--- Start EXERCISE INPUT ---

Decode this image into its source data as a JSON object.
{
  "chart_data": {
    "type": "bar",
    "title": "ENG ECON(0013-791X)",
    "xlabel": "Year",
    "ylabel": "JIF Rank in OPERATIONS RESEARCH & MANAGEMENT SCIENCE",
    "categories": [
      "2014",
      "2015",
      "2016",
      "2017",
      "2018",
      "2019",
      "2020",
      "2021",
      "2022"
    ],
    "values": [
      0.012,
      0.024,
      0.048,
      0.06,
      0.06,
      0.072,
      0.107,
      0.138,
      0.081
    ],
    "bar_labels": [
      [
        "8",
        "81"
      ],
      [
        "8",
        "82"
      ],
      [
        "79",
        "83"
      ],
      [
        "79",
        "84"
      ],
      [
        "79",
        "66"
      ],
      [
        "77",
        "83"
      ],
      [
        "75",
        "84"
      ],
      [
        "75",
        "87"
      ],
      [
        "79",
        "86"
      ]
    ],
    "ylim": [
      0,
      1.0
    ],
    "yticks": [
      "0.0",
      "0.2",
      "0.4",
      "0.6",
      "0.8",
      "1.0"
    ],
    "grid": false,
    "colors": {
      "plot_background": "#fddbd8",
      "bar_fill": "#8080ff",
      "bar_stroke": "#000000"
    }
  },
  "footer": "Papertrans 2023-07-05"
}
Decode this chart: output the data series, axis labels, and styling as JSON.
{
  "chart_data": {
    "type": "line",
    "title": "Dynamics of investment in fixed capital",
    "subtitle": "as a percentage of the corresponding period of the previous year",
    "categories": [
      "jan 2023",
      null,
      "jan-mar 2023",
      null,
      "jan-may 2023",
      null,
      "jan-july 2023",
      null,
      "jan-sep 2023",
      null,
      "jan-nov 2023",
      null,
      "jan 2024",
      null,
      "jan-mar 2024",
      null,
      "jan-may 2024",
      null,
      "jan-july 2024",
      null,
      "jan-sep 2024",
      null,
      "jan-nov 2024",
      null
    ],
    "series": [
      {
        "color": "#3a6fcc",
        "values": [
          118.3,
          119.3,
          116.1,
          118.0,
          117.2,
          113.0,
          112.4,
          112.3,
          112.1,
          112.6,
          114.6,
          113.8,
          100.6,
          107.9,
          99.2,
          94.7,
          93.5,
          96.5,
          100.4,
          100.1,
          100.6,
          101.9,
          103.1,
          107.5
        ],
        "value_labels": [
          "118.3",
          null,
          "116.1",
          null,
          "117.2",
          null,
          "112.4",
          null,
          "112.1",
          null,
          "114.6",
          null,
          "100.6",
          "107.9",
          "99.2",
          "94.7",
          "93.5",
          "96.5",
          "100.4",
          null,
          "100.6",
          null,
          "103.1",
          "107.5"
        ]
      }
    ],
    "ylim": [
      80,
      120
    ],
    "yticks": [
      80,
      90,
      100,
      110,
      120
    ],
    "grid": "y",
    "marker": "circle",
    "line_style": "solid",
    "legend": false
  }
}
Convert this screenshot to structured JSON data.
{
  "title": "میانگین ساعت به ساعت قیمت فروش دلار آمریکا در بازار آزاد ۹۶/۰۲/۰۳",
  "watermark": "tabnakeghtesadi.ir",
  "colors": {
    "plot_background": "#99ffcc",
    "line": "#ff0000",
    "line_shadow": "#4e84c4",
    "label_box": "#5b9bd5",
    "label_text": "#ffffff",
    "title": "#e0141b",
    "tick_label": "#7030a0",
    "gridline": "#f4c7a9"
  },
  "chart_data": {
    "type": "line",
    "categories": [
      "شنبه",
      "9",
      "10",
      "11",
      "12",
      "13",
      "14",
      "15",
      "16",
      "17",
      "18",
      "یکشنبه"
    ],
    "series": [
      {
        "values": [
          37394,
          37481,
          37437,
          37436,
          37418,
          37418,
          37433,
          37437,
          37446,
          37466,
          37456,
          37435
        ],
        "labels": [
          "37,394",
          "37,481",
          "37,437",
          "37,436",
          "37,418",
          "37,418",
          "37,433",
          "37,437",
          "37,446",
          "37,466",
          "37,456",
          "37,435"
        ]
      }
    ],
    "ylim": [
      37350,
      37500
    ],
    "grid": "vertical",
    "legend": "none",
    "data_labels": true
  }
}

--- End EXERCISE INPUT ---

Extract the full listing above without altering anything.

**EXERCISE RESPONSE**
Decode this image into its source data as a JSON object.
{
  "chart_data": {
    "type": "bar",
    "title": "ENG ECON(0013-791X)",
    "xlabel": "Year",
    "ylabel": "JIF Rank in OPERATIONS RESEARCH & MANAGEMENT SCIENCE",
    "categories": [
      "2014",
      "2015",
      "2016",
      "2017",
      "2018",
      "2019",
      "2020",
      "2021",
      "2022"
    ],
    "values": [
      0.012,
      0.024,
      0.048,
      0.06,
      0.06,
      0.072,
      0.107,
      0.138,
      0.081
    ],
    "bar_labels": [
      [
        "8",
        "81"
      ],
      [
        "8",
        "82"
      ],
      [
        "79",
        "83"
      ],
      [
        "79",
        "84"
      ],
      [
        "79",
        "66"
      ],
      [
        "77",
        "83"
      ],
      [
        "75",
        "84"
      ],
      [
        "75",
        "87"
      ],
      [
        "79",
        "86"
      ]
    ],
    "ylim": [
      0,
      1.0
    ],
    "yticks": [
      "0.0",
      "0.2",
      "0.4",
      "0.6",
      "0.8",
      "1.0"
    ],
    "grid": false,
    "colors": {
      "plot_background": "#fddbd8",
      "bar_fill": "#8080ff",
      "bar_stroke": "#000000"
    }
  },
  "footer": "Papertrans 2023-07-05"
}
Decode this chart: output the data series, axis labels, and styling as JSON.
{
  "chart_data": {
    "type": "line",
    "title": "Dynamics of investment in fixed capital",
    "subtitle": "as a percentage of the corresponding period of the previous year",
    "categories": [
      "jan 2023",
      null,
      "jan-mar 2023",
      null,
      "jan-may 2023",
      null,
      "jan-july 2023",
      null,
      "jan-sep 2023",
      null,
      "jan-nov 2023",
      null,
      "jan 2024",
      null,
      "jan-mar 2024",
      null,
      "jan-may 2024",
      null,
      "jan-july 2024",
      null,
      "jan-sep 2024",
      null,
      "jan-nov 2024",
      null
    ],
    "series": [
      {
        "color": "#3a6fcc",
        "values": [
          118.3,
          119.3,
          116.1,
          118.0,
          117.2,
          113.0,
          112.4,
          112.3,
          112.1,
          112.6,
          114.6,
          113.8,
          100.6,
          107.9,
          99.2,
          94.7,
          93.5,
          96.5,
          100.4,
          100.1,
          100.6,
          101.9,
          103.1,
          107.5
        ],
        "value_labels": [
          "118.3",
          null,
          "116.1",
          null,
          "117.2",
          null,
          "112.4",
          null,
          "112.1",
          null,
          "114.6",
          null,
          "100.6",
          "107.9",
          "99.2",
          "94.7",
          "93.5",
          "96.5",
          "100.4",
          null,
          "100.6",
          null,
          "103.1",
          "107.5"
        ]
      }
    ],
    "ylim": [
      80,
      120
    ],
    "yticks": [
      80,
      90,
      100,
      110,
      120
    ],
    "grid": "y",
    "marker": "circle",
    "line_style": "solid",
    "legend": false
  }
}
Convert this screenshot to structured JSON data.
{
  "title": "میانگین ساعت به ساعت قیمت فروش دلار آمریکا در بازار آزاد ۹۶/۰۲/۰۳",
  "watermark": "tabnakeghtesadi.ir",
  "colors": {
    "plot_background": "#99ffcc",
    "line": "#ff0000",
    "line_shadow": "#4e84c4",
    "label_box": "#5b9bd5",
    "label_text": "#ffffff",
    "title": "#e0141b",
    "tick_label": "#7030a0",
    "gridline": "#f4c7a9"
  },
  "chart_data": {
    "type": "line",
    "categories": [
      "شنبه",
      "9",
      "10",
      "11",
      "12",
      "13",
      "14",
      "15",
      "16",
      "17",
      "18",
      "یکشنبه"
    ],
    "series": [
      {
        "values": [
          37394,
          37481,
          37437,
          37436,
          37418,
          37418,
          37433,
          37437,
          37446,
          37466,
          37456,
          37435
        ],
        "labels": [
          "37,394",
          "37,481",
          "37,437",
          "37,436",
          "37,418",
          "37,418",
          "37,433",
          "37,437",
          "37,446",
          "37,466",
          "37,456",
          "37,435"
        ]
      }
    ],
    "ylim": [
      37350,
      37500
    ],
    "grid": "vertical",
    "legend": "none",
    "data_labels": true
  }
}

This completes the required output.